Go through the lines below and copy each one that holds the string "Extract".
** BEGIN Supplied data **
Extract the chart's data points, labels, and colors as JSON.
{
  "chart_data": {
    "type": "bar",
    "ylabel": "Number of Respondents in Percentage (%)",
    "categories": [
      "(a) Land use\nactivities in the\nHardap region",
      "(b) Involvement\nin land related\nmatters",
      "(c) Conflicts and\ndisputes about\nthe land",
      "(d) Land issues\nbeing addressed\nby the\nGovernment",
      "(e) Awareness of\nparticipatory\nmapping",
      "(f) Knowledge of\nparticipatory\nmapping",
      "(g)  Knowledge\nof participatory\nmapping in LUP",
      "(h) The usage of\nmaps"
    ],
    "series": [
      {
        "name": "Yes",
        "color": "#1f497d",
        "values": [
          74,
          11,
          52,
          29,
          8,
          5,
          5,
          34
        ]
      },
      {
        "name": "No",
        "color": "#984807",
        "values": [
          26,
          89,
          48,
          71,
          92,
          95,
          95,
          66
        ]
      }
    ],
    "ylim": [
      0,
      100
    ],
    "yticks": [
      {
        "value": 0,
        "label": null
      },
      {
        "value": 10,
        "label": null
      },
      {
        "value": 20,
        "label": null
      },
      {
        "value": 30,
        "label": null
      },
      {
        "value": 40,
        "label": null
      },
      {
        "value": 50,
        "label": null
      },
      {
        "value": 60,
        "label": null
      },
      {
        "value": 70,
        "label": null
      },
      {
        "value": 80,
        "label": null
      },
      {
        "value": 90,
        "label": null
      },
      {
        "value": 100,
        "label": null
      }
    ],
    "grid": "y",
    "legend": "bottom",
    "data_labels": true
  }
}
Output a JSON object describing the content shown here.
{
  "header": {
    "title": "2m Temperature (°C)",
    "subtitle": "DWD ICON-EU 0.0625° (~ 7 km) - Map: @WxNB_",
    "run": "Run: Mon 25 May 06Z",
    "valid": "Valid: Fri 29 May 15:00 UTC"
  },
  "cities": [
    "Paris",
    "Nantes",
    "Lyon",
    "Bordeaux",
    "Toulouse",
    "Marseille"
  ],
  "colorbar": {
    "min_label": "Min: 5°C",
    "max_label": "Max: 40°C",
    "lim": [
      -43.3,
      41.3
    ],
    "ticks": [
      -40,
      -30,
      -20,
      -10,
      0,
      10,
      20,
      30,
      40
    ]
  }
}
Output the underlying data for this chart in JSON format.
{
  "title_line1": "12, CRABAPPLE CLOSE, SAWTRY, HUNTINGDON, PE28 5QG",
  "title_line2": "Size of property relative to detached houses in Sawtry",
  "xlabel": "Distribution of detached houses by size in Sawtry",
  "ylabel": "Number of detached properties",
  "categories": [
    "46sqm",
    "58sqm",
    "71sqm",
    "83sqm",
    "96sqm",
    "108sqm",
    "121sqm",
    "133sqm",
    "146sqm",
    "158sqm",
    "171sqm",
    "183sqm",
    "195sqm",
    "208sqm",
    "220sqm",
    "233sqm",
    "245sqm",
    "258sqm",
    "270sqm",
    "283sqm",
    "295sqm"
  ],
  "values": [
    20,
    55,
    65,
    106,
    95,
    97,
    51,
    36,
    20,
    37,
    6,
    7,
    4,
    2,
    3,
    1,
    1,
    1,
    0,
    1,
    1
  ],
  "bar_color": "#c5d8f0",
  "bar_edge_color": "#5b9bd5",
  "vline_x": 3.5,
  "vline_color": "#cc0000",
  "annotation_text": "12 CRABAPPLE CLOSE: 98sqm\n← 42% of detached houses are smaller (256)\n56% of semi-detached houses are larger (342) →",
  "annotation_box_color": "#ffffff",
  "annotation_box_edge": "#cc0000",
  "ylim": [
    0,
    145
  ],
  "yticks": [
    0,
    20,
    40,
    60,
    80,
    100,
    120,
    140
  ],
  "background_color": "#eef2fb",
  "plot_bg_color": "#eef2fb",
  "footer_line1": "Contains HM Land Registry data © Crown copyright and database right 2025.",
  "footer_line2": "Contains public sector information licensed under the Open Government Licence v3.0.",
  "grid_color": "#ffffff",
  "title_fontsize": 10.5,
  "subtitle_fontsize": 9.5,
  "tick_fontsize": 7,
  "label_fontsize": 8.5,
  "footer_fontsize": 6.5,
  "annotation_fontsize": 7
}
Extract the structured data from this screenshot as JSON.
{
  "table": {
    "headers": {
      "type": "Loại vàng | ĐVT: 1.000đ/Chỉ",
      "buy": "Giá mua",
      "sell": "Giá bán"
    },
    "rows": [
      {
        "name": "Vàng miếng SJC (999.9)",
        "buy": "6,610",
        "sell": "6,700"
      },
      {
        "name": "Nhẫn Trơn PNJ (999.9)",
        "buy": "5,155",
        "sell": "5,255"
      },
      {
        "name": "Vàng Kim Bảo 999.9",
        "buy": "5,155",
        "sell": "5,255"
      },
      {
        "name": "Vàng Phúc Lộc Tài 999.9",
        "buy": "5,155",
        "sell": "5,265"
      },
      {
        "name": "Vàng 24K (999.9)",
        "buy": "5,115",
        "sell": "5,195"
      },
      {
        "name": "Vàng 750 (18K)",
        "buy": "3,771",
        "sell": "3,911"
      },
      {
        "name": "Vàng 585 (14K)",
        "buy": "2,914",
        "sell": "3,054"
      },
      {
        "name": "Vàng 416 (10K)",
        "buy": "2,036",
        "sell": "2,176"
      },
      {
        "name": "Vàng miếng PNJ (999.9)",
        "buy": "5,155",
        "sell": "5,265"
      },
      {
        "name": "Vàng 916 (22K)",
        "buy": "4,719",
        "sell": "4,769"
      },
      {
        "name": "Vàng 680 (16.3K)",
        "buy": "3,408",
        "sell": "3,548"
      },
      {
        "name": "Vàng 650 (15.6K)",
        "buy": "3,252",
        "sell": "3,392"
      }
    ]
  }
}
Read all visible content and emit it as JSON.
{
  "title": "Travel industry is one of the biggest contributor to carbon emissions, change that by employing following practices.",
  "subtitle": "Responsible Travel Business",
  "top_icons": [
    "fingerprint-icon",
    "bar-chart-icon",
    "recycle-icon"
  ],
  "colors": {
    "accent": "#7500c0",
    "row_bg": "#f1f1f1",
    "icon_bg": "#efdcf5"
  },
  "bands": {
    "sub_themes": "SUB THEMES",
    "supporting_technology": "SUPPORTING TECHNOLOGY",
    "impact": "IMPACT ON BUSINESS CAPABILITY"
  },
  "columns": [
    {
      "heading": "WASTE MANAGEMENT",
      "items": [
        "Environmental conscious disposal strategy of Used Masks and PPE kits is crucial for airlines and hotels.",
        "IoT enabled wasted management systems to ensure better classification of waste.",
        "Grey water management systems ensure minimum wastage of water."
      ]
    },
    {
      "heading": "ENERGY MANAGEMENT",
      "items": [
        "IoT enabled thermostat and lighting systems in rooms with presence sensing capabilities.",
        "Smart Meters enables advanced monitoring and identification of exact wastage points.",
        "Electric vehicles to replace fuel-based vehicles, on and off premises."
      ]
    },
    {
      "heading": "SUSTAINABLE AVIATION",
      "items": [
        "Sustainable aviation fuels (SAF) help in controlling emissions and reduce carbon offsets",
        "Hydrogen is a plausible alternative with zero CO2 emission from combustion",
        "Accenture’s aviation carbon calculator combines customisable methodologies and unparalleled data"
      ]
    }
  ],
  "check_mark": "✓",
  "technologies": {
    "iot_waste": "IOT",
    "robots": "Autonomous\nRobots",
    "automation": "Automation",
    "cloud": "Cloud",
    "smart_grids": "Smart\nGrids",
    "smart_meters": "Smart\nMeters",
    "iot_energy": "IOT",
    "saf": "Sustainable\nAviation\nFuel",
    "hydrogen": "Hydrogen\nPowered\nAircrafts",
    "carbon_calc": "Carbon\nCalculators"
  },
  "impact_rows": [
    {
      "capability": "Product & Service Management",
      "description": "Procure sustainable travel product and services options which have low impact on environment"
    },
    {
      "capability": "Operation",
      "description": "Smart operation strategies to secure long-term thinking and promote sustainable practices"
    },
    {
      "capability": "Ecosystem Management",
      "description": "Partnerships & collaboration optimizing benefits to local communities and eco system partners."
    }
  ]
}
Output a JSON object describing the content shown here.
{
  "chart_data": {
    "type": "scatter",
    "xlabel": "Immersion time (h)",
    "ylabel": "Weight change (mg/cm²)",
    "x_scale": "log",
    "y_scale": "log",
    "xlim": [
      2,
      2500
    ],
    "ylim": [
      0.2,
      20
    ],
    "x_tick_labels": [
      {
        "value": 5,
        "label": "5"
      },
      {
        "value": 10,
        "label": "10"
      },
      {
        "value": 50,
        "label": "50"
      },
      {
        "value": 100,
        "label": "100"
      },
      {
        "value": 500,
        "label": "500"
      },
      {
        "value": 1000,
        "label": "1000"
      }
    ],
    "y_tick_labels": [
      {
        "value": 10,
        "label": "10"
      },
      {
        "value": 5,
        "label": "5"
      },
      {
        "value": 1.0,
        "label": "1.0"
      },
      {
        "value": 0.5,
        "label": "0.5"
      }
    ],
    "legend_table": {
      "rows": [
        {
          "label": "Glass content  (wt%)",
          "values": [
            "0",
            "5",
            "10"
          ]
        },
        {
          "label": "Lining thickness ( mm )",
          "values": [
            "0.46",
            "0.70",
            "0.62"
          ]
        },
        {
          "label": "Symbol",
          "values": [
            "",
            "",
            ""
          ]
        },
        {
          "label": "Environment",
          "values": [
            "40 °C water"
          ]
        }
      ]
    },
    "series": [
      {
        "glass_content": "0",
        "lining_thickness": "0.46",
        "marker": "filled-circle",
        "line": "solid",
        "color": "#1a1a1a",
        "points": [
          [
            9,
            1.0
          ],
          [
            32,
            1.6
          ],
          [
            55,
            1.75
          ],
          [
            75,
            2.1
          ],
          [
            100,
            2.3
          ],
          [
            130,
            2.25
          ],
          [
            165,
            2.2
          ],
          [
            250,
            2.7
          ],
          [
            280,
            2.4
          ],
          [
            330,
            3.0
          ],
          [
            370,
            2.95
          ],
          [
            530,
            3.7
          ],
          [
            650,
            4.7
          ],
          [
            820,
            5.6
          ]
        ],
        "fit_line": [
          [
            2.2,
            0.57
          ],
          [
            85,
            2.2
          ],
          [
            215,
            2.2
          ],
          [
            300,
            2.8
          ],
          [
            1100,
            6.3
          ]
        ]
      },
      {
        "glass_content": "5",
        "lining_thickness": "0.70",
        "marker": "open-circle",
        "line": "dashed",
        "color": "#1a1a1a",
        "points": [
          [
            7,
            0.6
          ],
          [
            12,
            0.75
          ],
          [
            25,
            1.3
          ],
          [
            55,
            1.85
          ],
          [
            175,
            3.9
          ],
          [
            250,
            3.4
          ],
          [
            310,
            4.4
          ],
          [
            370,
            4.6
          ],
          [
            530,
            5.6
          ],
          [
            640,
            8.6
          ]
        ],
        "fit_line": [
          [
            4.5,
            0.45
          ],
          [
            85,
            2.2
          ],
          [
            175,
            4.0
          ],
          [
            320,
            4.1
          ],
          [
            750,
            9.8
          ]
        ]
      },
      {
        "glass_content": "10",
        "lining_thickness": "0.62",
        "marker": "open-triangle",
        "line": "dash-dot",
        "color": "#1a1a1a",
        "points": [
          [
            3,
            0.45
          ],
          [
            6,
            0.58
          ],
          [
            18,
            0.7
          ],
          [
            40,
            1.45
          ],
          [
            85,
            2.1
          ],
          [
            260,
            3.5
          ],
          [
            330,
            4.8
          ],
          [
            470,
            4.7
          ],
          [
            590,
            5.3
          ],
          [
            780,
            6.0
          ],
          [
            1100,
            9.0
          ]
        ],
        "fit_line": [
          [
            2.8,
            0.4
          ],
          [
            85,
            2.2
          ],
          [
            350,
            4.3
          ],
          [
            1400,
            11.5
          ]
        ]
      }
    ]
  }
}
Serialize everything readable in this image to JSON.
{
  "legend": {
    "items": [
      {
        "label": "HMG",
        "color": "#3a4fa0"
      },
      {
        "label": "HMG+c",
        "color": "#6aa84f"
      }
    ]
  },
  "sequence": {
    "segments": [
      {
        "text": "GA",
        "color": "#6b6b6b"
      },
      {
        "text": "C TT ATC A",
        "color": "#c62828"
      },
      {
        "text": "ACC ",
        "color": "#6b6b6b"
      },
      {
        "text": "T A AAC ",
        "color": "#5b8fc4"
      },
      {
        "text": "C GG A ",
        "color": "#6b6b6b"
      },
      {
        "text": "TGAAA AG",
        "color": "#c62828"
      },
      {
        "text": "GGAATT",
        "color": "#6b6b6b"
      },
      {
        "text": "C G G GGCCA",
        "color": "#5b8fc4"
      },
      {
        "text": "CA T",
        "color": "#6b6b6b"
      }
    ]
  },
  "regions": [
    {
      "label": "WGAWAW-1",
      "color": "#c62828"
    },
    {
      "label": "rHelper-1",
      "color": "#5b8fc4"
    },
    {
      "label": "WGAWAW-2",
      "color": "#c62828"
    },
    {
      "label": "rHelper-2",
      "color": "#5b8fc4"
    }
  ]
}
** END Supplied data **
[Final answer]
Extract the chart's data points, labels, and colors as JSON.
Extract the structured data from this screenshot as JSON.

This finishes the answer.